YOUR TASK: Scan the lines below for the string "property" and copy every one that has it.

AVAILABLE DATA:
○ ○ ○ ○

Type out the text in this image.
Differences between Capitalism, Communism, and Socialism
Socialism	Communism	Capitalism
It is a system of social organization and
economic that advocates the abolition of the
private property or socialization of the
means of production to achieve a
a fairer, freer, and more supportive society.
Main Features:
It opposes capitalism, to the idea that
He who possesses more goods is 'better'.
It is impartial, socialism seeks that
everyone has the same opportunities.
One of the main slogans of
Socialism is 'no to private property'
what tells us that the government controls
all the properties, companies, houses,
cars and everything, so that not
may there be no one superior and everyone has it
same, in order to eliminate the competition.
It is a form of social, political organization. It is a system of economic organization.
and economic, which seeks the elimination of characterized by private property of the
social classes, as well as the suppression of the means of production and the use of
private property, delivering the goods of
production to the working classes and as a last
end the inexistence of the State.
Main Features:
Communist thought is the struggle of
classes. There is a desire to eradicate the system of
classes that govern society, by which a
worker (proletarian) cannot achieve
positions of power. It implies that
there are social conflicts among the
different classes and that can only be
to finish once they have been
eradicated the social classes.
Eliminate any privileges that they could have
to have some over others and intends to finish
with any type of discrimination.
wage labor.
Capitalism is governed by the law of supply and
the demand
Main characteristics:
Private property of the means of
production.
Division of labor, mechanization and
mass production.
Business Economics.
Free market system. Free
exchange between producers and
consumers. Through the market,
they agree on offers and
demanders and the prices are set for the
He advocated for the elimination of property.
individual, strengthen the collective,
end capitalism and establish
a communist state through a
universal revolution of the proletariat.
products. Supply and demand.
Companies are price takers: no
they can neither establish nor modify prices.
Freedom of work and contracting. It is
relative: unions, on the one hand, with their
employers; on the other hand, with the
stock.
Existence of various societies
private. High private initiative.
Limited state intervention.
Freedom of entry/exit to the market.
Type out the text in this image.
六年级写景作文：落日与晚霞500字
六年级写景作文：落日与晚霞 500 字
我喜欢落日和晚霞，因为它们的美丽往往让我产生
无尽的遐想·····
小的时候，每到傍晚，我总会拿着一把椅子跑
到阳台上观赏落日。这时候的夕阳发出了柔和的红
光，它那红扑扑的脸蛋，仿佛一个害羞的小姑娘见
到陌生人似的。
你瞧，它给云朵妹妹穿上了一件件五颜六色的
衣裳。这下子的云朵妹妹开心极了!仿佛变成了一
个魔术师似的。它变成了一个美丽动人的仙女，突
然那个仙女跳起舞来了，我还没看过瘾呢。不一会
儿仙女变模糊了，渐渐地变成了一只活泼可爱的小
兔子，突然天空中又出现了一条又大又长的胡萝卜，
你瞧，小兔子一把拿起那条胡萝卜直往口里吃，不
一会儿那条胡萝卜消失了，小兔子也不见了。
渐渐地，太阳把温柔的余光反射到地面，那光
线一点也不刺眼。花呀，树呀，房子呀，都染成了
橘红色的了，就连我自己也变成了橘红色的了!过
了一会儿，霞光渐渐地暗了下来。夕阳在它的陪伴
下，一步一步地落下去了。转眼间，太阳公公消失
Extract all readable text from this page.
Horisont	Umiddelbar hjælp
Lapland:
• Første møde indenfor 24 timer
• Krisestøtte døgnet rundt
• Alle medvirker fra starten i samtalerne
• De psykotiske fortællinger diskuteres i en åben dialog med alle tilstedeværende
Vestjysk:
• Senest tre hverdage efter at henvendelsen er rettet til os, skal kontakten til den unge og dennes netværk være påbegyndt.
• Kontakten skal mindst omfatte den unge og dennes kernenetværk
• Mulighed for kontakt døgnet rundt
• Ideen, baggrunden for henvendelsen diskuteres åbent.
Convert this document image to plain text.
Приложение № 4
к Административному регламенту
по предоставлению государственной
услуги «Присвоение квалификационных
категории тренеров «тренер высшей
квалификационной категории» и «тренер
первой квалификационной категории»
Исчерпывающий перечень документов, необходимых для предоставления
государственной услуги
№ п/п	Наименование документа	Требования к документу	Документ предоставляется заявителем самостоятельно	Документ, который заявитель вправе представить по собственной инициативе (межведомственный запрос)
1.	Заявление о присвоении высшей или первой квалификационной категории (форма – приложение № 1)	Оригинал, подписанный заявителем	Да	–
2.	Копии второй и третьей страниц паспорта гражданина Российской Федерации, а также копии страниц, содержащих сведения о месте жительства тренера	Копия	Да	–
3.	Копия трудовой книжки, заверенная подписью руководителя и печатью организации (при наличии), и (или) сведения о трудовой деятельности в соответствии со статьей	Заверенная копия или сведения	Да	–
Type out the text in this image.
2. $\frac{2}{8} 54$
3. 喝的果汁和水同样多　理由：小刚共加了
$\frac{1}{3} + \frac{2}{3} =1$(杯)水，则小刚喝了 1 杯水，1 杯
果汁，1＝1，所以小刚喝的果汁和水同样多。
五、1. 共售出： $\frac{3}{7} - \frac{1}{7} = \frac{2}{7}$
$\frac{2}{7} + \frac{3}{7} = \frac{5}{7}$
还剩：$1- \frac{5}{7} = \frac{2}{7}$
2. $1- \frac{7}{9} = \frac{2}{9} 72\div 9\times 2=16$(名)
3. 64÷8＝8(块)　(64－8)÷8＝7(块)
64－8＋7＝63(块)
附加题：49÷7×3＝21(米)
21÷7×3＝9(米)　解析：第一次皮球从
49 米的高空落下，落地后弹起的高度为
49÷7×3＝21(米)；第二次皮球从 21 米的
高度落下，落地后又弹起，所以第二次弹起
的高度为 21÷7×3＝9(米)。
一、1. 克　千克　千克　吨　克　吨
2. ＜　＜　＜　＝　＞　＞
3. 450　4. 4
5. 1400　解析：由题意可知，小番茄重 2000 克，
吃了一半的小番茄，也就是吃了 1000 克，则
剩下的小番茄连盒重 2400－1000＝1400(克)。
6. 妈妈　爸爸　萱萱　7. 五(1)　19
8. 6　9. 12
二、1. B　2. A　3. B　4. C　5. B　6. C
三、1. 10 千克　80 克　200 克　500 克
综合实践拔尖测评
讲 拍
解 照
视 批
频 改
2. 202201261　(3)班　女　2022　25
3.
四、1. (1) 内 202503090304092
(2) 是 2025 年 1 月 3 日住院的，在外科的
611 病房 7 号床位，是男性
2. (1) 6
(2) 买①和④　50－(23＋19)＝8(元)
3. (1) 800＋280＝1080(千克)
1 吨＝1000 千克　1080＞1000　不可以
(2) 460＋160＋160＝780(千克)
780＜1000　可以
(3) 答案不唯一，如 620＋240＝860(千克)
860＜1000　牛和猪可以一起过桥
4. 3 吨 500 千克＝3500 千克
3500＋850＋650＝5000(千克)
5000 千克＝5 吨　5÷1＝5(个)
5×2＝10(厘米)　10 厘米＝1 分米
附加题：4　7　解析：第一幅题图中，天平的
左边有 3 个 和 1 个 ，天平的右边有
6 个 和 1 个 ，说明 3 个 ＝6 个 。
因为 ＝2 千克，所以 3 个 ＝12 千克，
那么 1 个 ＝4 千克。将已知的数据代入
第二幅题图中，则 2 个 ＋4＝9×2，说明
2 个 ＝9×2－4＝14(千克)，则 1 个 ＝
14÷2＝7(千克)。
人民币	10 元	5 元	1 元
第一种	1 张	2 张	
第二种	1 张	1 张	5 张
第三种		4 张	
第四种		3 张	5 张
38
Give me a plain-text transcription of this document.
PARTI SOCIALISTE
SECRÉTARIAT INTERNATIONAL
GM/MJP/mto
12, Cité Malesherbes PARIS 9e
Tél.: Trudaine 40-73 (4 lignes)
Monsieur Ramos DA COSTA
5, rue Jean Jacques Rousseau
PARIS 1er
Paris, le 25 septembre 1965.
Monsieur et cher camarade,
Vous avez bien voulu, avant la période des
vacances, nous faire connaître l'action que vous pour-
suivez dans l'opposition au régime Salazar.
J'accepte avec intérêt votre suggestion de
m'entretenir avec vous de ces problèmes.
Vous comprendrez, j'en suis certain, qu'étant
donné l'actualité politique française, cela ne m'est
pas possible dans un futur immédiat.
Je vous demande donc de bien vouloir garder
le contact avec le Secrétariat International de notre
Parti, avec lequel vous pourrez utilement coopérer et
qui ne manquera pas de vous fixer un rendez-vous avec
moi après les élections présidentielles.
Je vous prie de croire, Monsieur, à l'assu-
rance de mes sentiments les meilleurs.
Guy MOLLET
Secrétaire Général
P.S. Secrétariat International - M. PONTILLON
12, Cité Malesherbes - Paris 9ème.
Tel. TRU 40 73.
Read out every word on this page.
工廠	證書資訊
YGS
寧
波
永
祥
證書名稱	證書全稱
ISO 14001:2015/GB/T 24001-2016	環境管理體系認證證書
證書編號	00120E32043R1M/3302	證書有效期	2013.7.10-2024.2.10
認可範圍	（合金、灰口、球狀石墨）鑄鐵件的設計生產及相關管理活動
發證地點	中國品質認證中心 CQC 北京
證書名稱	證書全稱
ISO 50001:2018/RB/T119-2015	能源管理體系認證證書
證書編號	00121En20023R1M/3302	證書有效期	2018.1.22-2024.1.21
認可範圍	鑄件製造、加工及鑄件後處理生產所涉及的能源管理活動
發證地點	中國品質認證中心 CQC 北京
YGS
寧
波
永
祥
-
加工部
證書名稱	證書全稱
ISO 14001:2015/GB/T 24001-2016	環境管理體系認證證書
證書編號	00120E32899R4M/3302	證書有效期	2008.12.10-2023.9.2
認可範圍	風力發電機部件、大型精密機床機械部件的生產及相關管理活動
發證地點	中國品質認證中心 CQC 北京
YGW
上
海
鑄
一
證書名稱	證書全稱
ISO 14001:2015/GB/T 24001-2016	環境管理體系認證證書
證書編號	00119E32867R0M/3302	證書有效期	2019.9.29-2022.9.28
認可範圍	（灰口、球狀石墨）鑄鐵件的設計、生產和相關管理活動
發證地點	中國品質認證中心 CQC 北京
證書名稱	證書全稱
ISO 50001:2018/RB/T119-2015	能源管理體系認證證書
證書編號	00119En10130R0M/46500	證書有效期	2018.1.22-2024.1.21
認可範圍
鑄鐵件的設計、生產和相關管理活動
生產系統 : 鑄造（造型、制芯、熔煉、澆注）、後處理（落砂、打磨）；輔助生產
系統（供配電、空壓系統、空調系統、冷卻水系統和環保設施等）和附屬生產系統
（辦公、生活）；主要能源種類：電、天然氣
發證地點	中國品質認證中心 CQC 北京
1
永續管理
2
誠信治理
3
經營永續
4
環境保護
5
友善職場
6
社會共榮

○ ○ ○ ○

EXERCISE SOLUTION:
private property or socialization of the
Socialism is 'no to private property'
and economic, which seeks the elimination of characterized by private property of the
private property, delivering the goods of
Private property of the means of
He advocated for the elimination of property.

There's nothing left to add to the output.